--- START The input ---
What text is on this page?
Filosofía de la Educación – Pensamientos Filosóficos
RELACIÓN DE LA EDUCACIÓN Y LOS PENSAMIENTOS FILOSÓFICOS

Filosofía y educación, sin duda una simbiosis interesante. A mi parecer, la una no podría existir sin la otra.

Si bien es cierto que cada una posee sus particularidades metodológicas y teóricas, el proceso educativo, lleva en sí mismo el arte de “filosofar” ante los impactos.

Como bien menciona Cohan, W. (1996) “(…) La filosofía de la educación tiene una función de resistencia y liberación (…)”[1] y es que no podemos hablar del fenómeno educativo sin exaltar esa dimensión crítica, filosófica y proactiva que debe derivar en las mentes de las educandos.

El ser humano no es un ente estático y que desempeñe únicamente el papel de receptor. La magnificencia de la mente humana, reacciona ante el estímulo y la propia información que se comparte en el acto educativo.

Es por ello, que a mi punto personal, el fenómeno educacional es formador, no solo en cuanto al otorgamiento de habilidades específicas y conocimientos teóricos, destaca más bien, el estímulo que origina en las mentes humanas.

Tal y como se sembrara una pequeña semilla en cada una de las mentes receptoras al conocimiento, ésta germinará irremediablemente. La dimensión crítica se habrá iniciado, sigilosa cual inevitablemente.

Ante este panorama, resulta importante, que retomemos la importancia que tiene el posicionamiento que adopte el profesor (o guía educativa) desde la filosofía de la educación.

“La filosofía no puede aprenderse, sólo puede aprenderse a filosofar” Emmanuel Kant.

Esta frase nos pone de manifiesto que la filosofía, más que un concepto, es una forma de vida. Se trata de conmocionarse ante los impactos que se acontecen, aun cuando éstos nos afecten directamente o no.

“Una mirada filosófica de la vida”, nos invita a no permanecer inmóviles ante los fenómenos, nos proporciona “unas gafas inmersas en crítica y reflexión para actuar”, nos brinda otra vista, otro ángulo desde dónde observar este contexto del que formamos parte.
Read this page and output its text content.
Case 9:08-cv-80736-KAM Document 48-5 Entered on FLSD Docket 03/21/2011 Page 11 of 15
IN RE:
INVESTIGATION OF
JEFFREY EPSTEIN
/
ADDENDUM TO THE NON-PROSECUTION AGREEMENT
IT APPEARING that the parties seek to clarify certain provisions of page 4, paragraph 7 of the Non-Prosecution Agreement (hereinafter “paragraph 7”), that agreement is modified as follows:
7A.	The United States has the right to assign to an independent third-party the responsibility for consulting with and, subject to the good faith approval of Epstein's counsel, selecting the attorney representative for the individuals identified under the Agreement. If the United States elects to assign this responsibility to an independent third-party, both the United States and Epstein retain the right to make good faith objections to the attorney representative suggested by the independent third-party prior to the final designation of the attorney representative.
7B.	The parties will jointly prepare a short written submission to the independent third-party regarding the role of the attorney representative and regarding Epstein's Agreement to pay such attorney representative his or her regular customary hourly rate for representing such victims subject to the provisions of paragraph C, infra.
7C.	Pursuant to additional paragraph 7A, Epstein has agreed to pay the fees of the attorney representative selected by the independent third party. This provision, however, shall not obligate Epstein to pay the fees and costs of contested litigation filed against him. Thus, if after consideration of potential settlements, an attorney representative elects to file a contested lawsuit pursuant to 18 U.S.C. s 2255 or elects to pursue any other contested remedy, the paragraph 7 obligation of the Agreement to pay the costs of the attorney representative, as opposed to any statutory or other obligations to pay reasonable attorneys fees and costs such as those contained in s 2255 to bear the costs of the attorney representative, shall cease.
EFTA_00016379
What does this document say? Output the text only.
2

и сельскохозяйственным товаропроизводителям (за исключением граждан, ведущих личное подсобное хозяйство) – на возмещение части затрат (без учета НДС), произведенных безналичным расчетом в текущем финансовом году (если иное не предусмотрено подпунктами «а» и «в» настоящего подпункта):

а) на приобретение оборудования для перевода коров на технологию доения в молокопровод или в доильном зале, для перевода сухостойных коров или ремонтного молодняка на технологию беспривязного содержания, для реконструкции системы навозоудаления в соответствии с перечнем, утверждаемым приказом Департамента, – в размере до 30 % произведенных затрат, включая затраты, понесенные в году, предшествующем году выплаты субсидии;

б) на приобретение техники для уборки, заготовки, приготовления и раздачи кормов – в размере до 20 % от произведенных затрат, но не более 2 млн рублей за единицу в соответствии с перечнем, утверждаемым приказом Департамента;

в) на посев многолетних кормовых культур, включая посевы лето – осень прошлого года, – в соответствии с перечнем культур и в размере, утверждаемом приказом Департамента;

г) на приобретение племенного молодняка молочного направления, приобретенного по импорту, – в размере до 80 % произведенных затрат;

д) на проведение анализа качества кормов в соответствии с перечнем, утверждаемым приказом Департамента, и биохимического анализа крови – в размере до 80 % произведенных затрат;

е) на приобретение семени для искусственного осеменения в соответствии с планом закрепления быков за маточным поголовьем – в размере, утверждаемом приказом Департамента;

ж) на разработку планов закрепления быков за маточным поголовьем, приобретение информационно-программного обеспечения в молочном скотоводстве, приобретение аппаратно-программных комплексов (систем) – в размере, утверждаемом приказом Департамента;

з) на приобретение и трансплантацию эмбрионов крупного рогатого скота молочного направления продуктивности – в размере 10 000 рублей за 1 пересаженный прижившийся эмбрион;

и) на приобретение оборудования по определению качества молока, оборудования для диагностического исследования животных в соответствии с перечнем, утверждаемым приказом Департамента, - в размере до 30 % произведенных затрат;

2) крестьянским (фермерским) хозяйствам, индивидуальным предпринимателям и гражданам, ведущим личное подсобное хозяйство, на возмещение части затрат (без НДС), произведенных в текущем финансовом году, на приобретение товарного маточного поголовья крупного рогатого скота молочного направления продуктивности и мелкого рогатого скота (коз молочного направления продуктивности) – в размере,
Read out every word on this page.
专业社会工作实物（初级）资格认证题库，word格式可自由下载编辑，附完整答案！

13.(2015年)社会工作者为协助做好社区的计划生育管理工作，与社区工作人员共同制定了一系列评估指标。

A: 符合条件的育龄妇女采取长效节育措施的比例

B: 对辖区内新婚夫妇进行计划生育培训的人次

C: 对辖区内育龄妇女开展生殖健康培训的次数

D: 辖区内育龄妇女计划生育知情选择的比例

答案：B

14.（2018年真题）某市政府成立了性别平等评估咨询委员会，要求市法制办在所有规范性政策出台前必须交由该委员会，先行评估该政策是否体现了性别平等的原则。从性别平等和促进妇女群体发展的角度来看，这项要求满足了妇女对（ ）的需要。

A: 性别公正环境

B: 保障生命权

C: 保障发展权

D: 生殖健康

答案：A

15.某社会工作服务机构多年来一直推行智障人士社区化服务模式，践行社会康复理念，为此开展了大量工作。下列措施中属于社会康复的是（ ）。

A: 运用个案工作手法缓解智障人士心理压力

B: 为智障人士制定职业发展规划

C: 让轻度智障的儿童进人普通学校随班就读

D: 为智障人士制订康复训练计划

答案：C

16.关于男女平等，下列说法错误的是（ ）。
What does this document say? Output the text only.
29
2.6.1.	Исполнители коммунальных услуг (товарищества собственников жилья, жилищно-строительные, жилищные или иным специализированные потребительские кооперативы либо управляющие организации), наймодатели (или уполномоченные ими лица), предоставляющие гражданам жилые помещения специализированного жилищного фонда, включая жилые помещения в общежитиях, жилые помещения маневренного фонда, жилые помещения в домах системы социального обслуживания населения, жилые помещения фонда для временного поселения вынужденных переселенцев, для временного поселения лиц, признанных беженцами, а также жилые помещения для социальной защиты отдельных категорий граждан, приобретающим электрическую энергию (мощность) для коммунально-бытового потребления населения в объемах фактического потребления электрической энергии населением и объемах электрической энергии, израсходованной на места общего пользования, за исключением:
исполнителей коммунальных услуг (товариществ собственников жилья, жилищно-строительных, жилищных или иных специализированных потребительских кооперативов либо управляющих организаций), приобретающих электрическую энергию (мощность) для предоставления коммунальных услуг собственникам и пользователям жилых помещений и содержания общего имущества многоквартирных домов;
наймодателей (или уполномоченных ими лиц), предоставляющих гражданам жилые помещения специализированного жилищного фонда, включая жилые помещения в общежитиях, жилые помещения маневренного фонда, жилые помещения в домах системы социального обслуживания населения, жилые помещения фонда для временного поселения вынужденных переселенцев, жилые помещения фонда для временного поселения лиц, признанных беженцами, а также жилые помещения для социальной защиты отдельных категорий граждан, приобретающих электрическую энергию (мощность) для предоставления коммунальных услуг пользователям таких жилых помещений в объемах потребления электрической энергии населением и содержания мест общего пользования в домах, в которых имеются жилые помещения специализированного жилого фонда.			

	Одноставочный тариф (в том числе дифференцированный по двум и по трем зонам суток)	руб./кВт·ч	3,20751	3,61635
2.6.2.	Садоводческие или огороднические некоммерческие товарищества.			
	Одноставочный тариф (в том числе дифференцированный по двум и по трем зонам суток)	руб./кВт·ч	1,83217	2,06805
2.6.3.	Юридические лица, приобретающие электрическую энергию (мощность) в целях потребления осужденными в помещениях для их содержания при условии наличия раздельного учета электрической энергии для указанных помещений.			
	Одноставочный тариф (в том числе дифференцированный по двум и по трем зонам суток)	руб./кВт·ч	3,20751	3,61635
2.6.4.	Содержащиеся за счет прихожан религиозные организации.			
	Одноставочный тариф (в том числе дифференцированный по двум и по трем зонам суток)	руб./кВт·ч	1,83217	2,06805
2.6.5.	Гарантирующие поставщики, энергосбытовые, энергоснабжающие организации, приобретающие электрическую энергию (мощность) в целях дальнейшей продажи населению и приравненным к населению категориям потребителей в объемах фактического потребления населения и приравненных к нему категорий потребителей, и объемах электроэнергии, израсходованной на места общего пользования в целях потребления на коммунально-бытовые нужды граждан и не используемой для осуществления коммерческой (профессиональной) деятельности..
--- END The input ---
### Task brief
Your answer should be a single number: the count of lines in the data that include the word "организации".

### Written answer
3